REQUIREMENTS:
Copy out all lines carrying the word "bist".

(begin)

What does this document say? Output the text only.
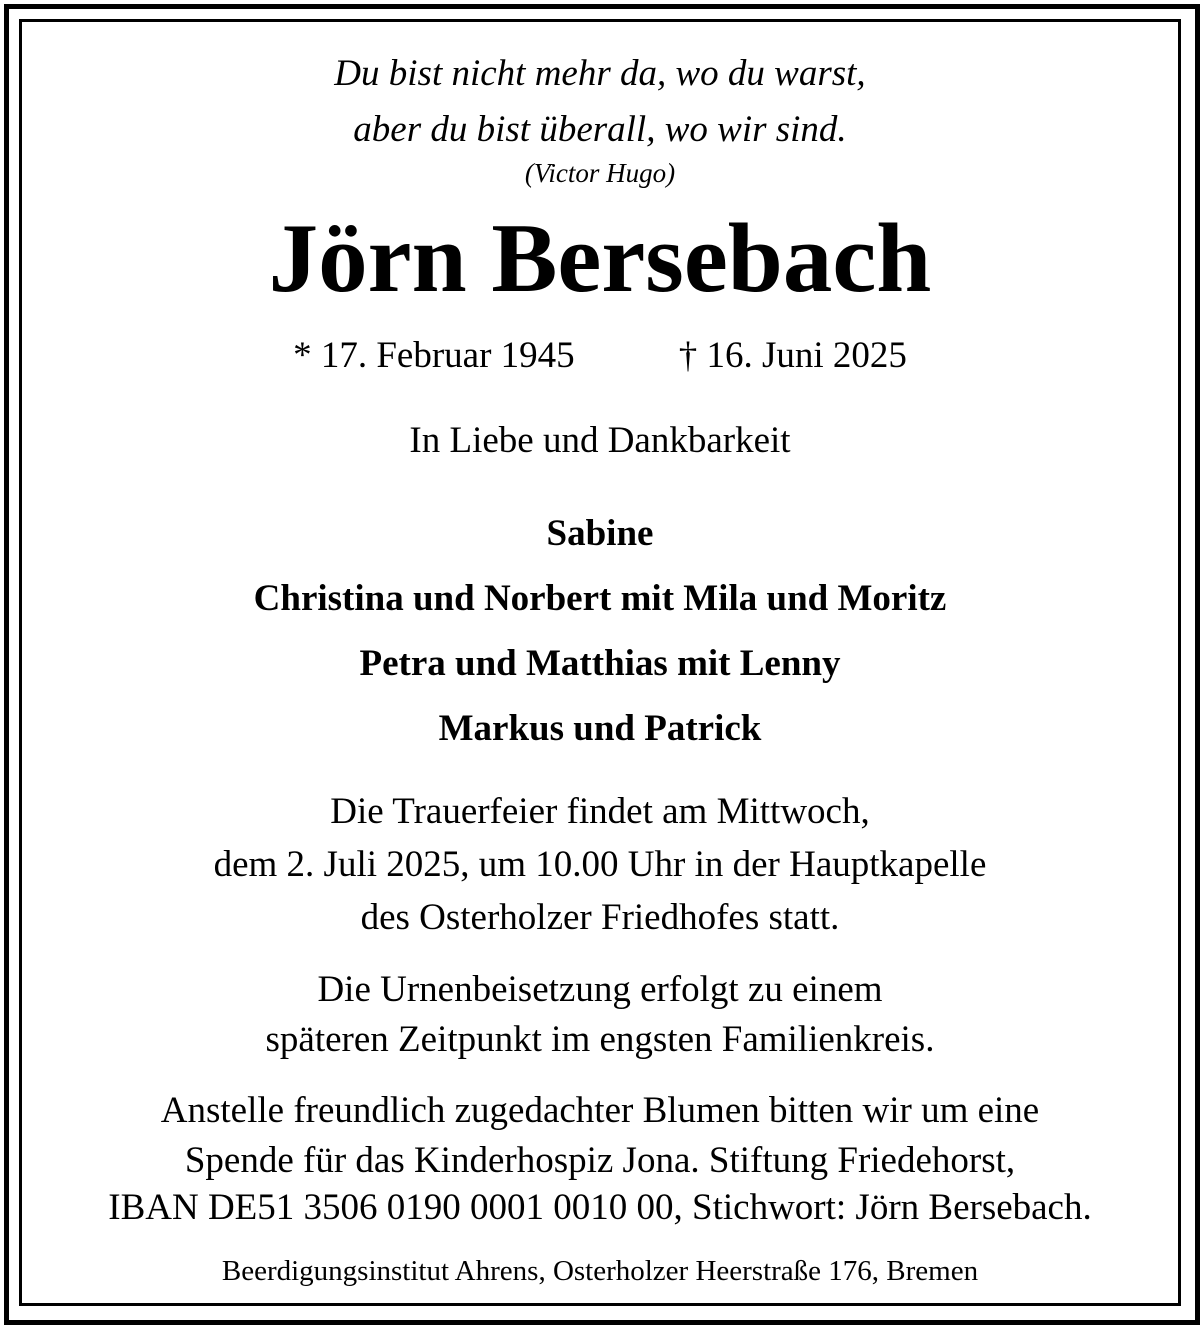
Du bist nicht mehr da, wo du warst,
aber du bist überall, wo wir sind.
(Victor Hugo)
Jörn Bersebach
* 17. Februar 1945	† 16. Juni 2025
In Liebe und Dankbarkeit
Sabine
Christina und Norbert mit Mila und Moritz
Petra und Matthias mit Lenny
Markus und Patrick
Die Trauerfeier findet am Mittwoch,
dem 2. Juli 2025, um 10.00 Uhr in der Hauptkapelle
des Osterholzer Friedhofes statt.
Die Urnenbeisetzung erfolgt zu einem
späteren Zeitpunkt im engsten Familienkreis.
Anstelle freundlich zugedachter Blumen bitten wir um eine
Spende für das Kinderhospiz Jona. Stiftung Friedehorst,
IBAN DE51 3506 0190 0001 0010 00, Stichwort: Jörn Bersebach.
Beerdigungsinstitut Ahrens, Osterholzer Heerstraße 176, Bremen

(end)
(begin)

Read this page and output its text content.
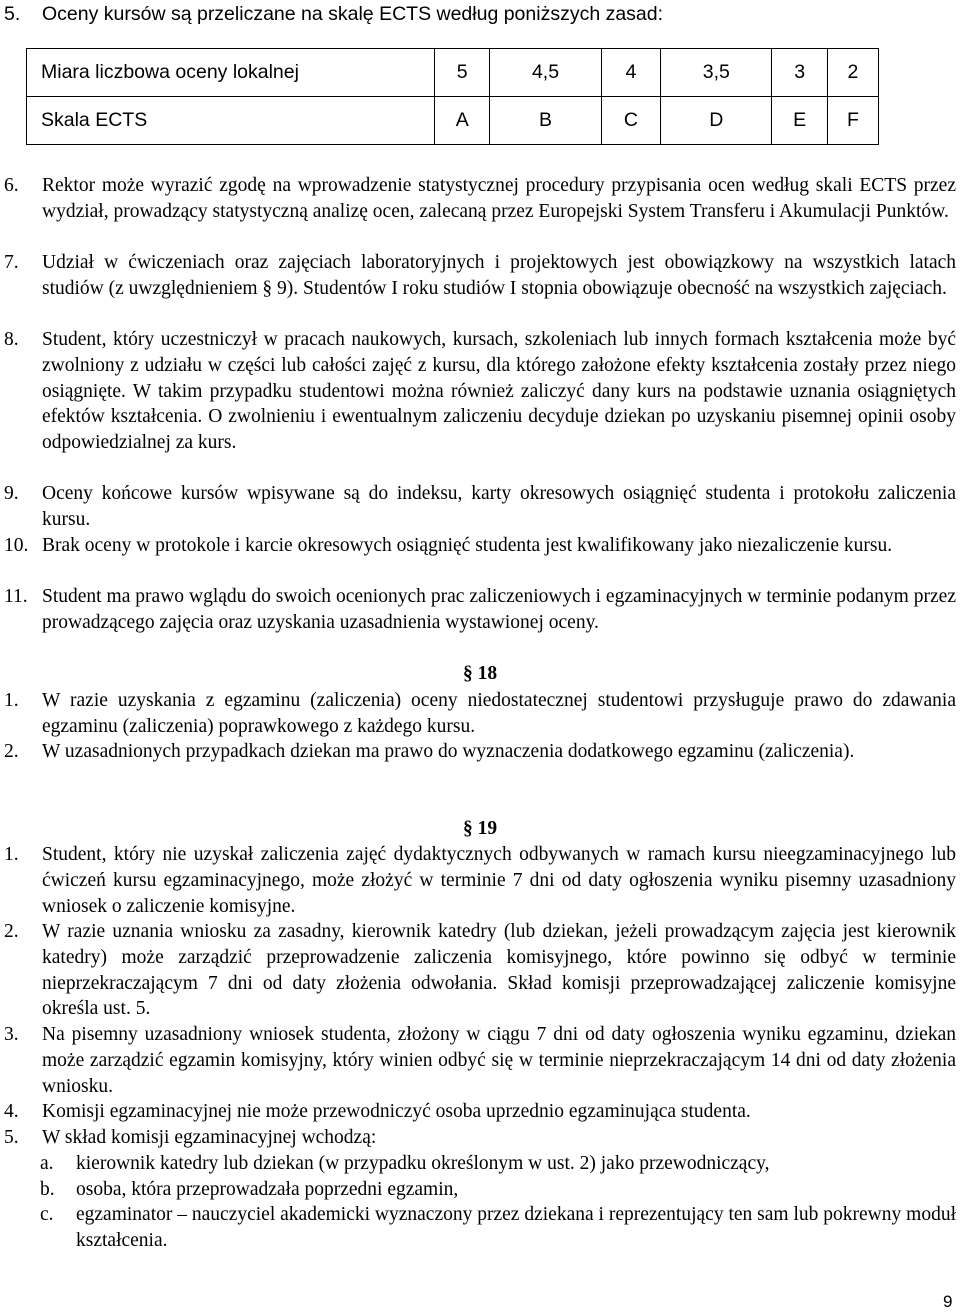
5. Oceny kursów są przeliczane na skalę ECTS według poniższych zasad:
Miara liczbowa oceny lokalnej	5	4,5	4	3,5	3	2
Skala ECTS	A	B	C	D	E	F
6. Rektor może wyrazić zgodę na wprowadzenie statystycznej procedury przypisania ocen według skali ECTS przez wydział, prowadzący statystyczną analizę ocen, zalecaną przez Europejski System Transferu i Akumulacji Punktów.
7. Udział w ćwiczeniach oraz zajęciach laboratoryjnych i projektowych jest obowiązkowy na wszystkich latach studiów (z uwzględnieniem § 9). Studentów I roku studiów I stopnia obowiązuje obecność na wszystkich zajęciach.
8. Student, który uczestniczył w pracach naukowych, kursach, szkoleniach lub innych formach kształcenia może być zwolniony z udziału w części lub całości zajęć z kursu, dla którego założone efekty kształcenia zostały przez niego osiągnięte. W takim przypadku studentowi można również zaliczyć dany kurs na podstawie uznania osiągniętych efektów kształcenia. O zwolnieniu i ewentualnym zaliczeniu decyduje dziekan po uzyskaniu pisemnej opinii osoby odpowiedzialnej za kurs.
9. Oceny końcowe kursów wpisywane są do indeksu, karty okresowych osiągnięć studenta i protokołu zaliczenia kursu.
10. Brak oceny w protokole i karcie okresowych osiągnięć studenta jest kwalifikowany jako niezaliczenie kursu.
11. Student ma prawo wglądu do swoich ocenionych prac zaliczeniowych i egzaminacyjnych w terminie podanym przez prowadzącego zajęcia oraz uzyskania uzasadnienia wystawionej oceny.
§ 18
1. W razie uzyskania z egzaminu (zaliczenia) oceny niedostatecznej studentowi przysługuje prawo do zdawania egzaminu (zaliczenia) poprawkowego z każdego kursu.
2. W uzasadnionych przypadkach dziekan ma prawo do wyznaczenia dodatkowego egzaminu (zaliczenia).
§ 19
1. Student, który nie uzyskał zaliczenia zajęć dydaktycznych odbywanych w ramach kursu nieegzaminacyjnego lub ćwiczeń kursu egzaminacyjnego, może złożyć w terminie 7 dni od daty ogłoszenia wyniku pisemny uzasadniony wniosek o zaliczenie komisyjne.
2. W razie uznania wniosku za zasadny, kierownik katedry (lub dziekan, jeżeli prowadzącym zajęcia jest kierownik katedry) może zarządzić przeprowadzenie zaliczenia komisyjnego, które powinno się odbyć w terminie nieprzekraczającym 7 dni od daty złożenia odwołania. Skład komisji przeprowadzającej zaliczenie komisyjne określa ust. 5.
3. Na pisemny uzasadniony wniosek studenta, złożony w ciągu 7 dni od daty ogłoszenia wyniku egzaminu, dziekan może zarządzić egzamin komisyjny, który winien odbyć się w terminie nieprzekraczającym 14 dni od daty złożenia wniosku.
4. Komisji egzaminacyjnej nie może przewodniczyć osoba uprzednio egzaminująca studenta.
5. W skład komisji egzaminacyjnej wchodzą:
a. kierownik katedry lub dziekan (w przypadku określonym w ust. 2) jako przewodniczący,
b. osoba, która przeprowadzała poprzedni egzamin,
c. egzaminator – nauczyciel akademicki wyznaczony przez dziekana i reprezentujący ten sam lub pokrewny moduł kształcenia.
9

(end)

TASK SOLUTION:
Du bist nicht mehr da, wo du warst,
aber du bist überall, wo wir sind.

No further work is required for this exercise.